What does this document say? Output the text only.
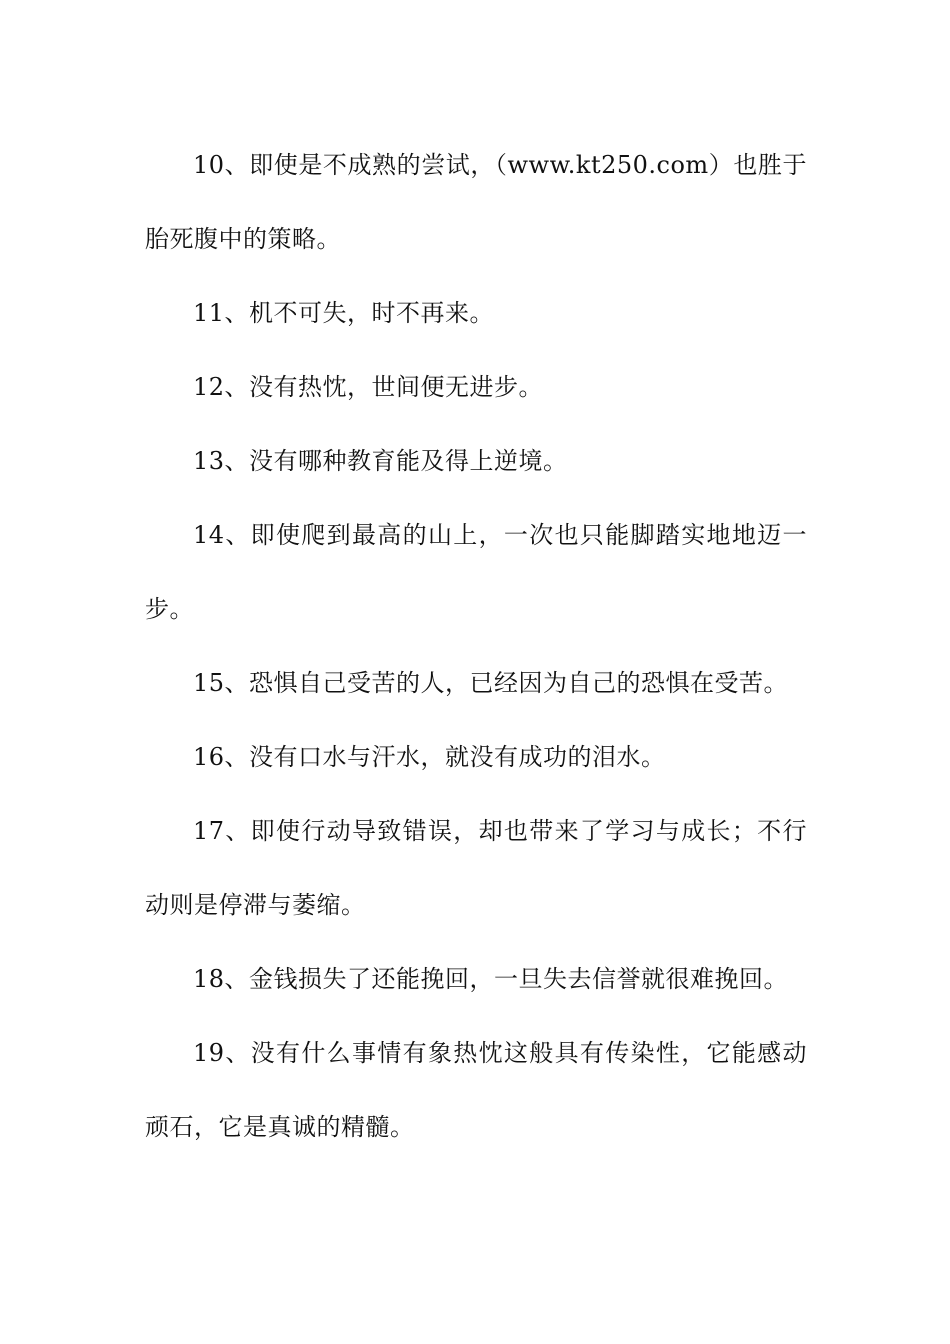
10、即使是不成熟的尝试，（www.kt250.com）也胜于胎死腹中的策略。

11、机不可失，时不再来。

12、没有热忱，世间便无进步。

13、没有哪种教育能及得上逆境。

14、即使爬到最高的山上，一次也只能脚踏实地地迈一步。

15、恐惧自己受苦的人，已经因为自己的恐惧在受苦。

16、没有口水与汗水，就没有成功的泪水。

17、即使行动导致错误，却也带来了学习与成长；不行动则是停滞与萎缩。

18、金钱损失了还能挽回，一旦失去信誉就很难挽回。

19、没有什么事情有象热忱这般具有传染性，它能感动顽石，它是真诚的精髓。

★ ★ ★ ★

• _Work to be completed_:
Quote each entry above verbatim and drop the pictures.

• _Reply to the exercise_:
What does this document say? Output the text only.
10、即使是不成熟的尝试，（www.kt250.com）也胜于胎死腹中的策略。

11、机不可失，时不再来。

12、没有热忱，世间便无进步。

13、没有哪种教育能及得上逆境。

14、即使爬到最高的山上，一次也只能脚踏实地地迈一步。

15、恐惧自己受苦的人，已经因为自己的恐惧在受苦。

16、没有口水与汗水，就没有成功的泪水。

17、即使行动导致错误，却也带来了学习与成长；不行动则是停滞与萎缩。

18、金钱损失了还能挽回，一旦失去信誉就很难挽回。

19、没有什么事情有象热忱这般具有传染性，它能感动顽石，它是真诚的精髓。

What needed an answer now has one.